### Work required
Tally the lines that include the word "frac" and reply with nothing but the total.

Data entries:

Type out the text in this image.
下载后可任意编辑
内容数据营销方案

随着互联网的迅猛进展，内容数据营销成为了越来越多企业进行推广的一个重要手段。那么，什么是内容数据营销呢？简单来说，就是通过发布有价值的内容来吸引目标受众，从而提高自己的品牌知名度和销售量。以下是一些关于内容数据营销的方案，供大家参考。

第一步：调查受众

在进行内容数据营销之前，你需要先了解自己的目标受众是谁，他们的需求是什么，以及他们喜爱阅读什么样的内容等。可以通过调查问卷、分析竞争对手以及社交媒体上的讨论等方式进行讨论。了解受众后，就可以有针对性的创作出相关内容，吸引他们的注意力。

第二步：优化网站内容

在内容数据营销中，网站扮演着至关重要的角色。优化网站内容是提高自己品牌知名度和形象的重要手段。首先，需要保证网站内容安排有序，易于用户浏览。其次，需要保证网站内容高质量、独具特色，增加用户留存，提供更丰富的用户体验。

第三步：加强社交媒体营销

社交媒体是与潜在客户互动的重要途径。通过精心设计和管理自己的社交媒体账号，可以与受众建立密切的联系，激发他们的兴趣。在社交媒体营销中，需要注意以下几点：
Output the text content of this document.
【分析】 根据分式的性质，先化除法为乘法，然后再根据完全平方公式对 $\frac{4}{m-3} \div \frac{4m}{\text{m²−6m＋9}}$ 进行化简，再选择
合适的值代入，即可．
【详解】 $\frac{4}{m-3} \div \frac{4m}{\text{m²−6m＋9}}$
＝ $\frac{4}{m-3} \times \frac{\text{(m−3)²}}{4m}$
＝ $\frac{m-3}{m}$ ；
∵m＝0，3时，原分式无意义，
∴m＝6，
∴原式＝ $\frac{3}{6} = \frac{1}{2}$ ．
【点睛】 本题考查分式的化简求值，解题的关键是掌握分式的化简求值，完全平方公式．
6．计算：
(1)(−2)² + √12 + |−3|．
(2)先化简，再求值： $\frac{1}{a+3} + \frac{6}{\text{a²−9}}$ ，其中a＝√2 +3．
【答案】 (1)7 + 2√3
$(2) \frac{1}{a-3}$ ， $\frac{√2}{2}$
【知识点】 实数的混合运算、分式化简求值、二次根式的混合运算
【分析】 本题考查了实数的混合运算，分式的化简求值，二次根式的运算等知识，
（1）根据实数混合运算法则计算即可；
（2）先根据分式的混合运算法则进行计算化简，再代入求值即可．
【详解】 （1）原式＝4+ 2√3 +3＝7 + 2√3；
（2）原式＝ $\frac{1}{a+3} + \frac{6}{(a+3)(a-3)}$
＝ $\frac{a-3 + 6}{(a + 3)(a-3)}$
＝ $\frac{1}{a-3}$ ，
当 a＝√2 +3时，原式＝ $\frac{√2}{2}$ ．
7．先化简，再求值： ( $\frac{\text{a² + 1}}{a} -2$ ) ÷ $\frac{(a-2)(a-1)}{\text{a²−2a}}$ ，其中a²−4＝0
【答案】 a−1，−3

### Task output
12